Job: Set the data down again, exactly as it reads, but without the pictures.

[Start]

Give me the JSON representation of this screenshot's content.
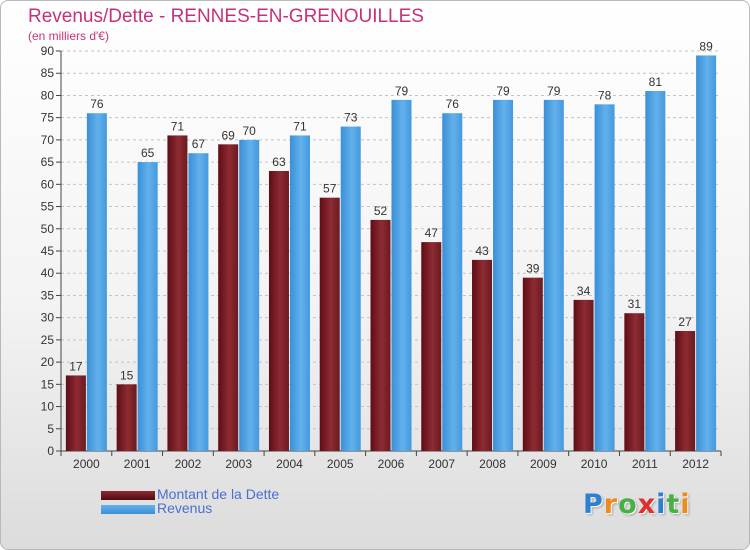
{
  "chart_data": {
    "type": "bar",
    "title": "Revenus/Dette - RENNES-EN-GRENOUILLES",
    "subtitle": "(en milliers d'€)",
    "categories": [
      "2000",
      "2001",
      "2002",
      "2003",
      "2004",
      "2005",
      "2006",
      "2007",
      "2008",
      "2009",
      "2010",
      "2011",
      "2012"
    ],
    "series": [
      {
        "name": "Montant de la Dette",
        "values": [
          17,
          15,
          71,
          69,
          63,
          57,
          52,
          47,
          43,
          39,
          34,
          31,
          27
        ],
        "color": "#7a1c24"
      },
      {
        "name": "Revenus",
        "values": [
          76,
          65,
          67,
          70,
          71,
          73,
          79,
          76,
          79,
          79,
          78,
          81,
          89
        ],
        "color": "#4a9ee0"
      }
    ],
    "ylim": [
      0,
      90
    ],
    "yticks": [
      0,
      5,
      10,
      15,
      20,
      25,
      30,
      35,
      40,
      45,
      50,
      55,
      60,
      65,
      70,
      75,
      80,
      85,
      90
    ],
    "grid": true,
    "legend_position": "bottom-left",
    "label_color": "#333333"
  },
  "logo": {
    "letters": [
      {
        "ch": "P",
        "color": "#2f7fd0"
      },
      {
        "ch": "r",
        "color": "#ee8b1f"
      },
      {
        "ch": "o",
        "color": "#49b047"
      },
      {
        "ch": "x",
        "color": "#e0302e"
      },
      {
        "ch": "i",
        "color": "#2f7fd0"
      },
      {
        "ch": "t",
        "color": "#49b047"
      },
      {
        "ch": "i",
        "color": "#ee8b1f"
      }
    ]
  }
}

[End]

In response:
Give me the JSON representation of this screenshot's content.
{
  "chart_data": {
    "type": "bar",
    "title": "Revenus/Dette - RENNES-EN-GRENOUILLES",
    "subtitle": "(en milliers d'€)",
    "categories": [
      "2000",
      "2001",
      "2002",
      "2003",
      "2004",
      "2005",
      "2006",
      "2007",
      "2008",
      "2009",
      "2010",
      "2011",
      "2012"
    ],
    "series": [
      {
        "name": "Montant de la Dette",
        "values": [
          17,
          15,
          71,
          69,
          63,
          57,
          52,
          47,
          43,
          39,
          34,
          31,
          27
        ],
        "color": "#7a1c24"
      },
      {
        "name": "Revenus",
        "values": [
          76,
          65,
          67,
          70,
          71,
          73,
          79,
          76,
          79,
          79,
          78,
          81,
          89
        ],
        "color": "#4a9ee0"
      }
    ],
    "ylim": [
      0,
      90
    ],
    "yticks": [
      0,
      5,
      10,
      15,
      20,
      25,
      30,
      35,
      40,
      45,
      50,
      55,
      60,
      65,
      70,
      75,
      80,
      85,
      90
    ],
    "grid": true,
    "legend_position": "bottom-left",
    "label_color": "#333333"
  },
  "logo": {
    "letters": [
      {
        "ch": "P",
        "color": "#2f7fd0"
      },
      {
        "ch": "r",
        "color": "#ee8b1f"
      },
      {
        "ch": "o",
        "color": "#49b047"
      },
      {
        "ch": "x",
        "color": "#e0302e"
      },
      {
        "ch": "i",
        "color": "#2f7fd0"
      },
      {
        "ch": "t",
        "color": "#49b047"
      },
      {
        "ch": "i",
        "color": "#ee8b1f"
      }
    ]
  }
}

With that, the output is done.